** start of EXERCISE DATA **

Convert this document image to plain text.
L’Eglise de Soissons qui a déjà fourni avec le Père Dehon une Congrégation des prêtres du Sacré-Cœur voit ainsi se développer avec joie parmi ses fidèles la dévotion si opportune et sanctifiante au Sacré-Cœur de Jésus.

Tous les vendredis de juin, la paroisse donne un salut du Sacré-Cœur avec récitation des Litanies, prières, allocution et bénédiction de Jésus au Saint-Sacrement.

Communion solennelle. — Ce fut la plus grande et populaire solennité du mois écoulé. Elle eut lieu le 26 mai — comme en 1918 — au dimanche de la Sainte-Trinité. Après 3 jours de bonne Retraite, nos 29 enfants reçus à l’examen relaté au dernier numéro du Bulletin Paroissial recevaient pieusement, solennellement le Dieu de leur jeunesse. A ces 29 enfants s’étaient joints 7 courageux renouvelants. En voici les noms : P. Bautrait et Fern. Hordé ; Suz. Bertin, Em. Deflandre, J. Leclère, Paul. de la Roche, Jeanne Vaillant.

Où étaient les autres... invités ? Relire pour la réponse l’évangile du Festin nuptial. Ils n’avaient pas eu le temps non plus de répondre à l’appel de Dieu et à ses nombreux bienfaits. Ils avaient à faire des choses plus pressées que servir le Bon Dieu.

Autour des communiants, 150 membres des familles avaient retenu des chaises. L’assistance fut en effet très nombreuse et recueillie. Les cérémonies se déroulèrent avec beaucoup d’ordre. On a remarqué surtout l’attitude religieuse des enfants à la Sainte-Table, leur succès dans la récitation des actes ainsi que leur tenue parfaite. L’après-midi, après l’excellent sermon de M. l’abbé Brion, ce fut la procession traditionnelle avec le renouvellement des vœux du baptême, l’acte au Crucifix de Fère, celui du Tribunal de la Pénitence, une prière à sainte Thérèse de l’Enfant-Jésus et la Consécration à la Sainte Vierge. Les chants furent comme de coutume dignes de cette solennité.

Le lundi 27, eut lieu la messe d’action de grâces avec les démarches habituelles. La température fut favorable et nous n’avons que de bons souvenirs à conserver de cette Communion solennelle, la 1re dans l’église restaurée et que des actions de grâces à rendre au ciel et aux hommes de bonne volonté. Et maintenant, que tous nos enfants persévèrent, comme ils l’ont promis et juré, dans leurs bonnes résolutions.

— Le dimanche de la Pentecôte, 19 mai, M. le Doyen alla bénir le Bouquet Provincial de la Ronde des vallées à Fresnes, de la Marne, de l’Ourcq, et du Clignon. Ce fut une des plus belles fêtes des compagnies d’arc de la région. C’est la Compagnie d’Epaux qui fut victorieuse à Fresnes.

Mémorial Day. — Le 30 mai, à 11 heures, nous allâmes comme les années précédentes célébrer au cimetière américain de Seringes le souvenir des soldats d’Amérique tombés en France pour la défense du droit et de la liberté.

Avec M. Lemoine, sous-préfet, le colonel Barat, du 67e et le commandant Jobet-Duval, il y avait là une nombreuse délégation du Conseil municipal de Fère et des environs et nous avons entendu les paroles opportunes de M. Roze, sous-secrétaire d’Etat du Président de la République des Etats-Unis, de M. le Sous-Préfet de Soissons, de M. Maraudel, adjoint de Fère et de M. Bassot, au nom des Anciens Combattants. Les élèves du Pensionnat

** end of EXERCISE DATA **
** start of EXERCISE DATA **

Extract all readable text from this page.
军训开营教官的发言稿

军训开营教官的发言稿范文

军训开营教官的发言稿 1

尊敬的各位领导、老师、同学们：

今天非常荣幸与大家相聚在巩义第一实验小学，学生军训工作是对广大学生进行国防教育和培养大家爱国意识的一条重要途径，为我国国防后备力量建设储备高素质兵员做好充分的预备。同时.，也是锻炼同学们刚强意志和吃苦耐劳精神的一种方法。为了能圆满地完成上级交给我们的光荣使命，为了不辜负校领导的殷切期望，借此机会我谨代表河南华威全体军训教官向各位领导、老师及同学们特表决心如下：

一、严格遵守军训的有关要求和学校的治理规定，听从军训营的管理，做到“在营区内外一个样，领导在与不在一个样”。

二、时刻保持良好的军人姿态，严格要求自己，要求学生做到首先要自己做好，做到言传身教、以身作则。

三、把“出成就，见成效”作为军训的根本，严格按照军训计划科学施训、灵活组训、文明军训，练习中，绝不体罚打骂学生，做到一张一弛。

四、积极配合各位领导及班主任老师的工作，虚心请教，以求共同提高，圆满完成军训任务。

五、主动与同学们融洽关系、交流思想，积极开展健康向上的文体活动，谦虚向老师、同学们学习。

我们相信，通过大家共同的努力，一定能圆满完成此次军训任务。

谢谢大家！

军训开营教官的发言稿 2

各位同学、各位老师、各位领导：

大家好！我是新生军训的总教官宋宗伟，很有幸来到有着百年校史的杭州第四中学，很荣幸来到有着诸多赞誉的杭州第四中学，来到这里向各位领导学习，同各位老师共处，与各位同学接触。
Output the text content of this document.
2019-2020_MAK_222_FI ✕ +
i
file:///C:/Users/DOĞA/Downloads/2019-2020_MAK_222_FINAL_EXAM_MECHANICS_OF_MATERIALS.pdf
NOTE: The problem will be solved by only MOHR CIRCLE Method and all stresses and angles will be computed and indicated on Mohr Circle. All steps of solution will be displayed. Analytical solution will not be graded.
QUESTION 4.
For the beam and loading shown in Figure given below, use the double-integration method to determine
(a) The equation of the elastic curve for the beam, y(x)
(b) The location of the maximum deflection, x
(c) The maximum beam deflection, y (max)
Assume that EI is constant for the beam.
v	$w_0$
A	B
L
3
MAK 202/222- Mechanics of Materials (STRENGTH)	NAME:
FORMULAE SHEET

** end of EXERCISE DATA **
** start of EXERCISE DATA **

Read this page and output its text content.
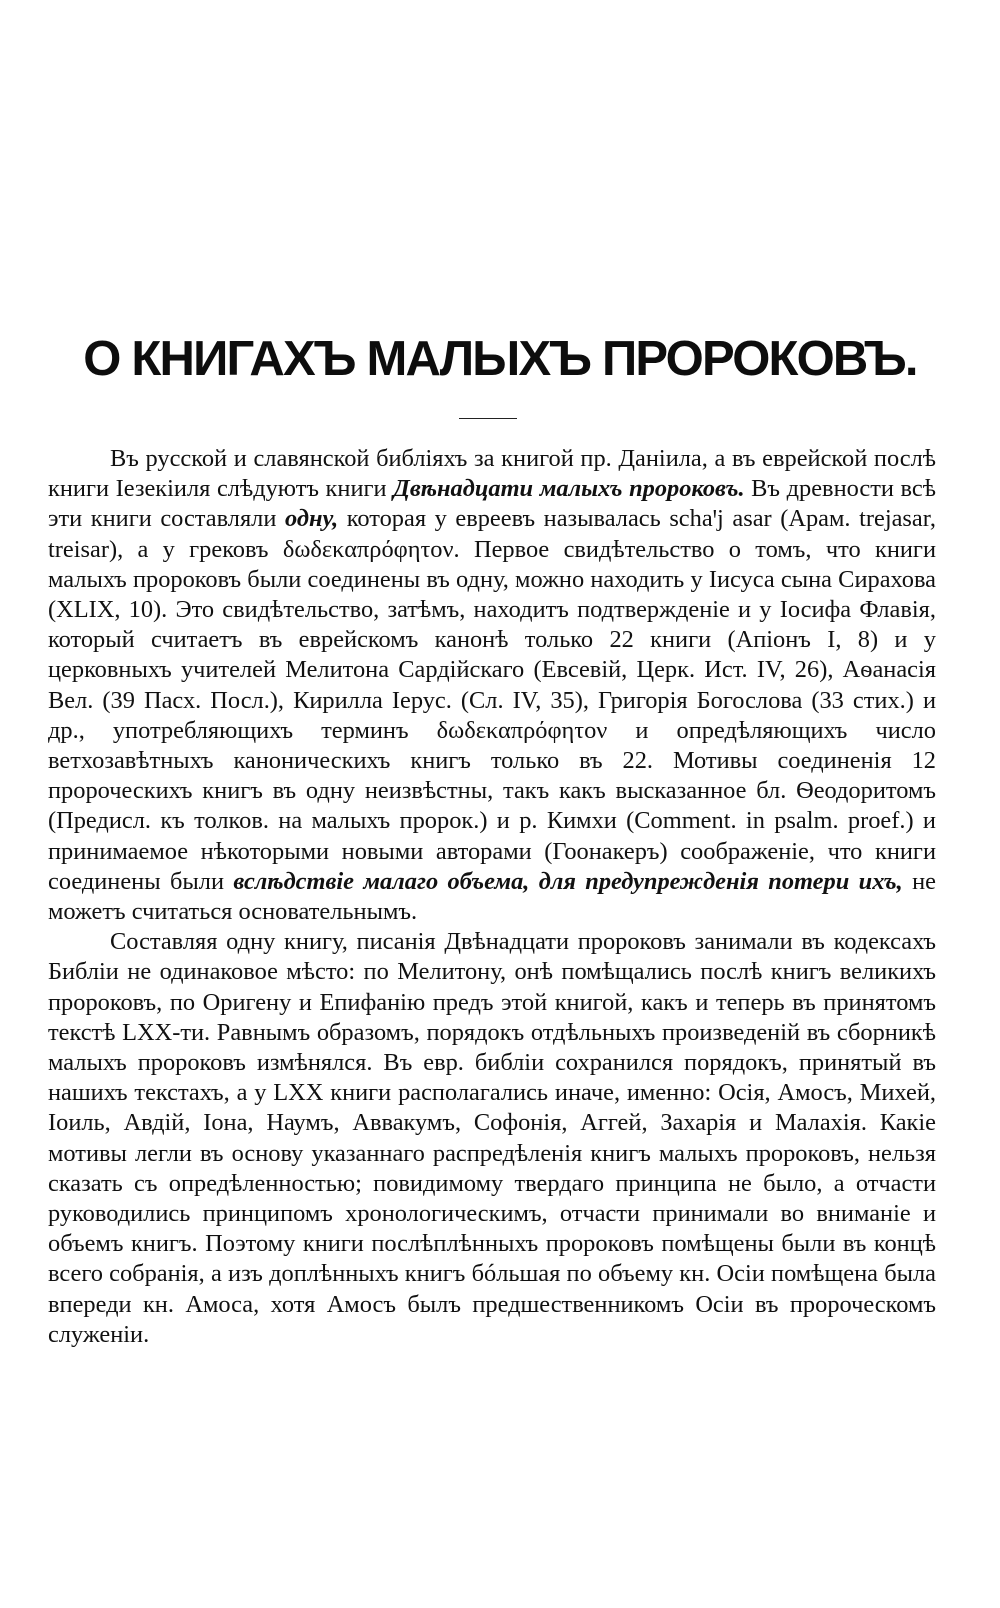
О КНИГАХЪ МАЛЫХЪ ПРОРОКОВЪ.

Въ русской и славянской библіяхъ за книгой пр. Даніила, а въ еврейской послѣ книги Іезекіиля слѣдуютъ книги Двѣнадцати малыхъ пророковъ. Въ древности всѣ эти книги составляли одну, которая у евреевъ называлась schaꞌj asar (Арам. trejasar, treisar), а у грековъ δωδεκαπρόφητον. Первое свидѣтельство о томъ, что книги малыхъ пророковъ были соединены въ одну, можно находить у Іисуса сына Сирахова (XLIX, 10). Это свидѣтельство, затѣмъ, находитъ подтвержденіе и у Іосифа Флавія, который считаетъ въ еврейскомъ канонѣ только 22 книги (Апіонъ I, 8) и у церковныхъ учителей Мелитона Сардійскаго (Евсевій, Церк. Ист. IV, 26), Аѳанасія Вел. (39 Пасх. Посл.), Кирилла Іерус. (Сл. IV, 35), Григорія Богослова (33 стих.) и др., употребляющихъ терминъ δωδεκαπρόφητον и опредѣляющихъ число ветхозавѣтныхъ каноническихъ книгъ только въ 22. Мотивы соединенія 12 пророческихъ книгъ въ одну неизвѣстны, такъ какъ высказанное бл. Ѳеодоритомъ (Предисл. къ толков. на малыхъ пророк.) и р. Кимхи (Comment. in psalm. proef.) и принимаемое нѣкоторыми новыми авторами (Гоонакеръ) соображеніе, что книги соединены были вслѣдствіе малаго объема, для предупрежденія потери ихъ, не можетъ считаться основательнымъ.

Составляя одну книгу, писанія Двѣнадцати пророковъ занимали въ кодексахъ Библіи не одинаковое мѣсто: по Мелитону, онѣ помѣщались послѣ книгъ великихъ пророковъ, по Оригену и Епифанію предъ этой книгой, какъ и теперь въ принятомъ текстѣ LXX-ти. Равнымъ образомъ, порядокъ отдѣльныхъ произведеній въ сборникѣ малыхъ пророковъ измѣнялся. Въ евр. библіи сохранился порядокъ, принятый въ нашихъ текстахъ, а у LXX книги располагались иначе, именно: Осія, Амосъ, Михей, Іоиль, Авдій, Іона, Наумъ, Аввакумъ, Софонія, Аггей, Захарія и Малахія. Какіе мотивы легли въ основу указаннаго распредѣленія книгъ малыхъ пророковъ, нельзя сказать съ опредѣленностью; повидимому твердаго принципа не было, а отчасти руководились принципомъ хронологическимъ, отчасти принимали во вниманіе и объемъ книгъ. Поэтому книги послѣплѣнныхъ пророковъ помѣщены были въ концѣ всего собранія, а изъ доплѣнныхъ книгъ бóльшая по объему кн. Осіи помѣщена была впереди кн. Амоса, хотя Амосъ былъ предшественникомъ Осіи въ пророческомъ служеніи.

** end of EXERCISE DATA **

#### EXERCISE PROMPT
Track down all lines above with the string "deflection" and copy them.

#### FULL OUTPUT
(b) The location of the maximum deflection, x
(c) The maximum beam deflection, y (max)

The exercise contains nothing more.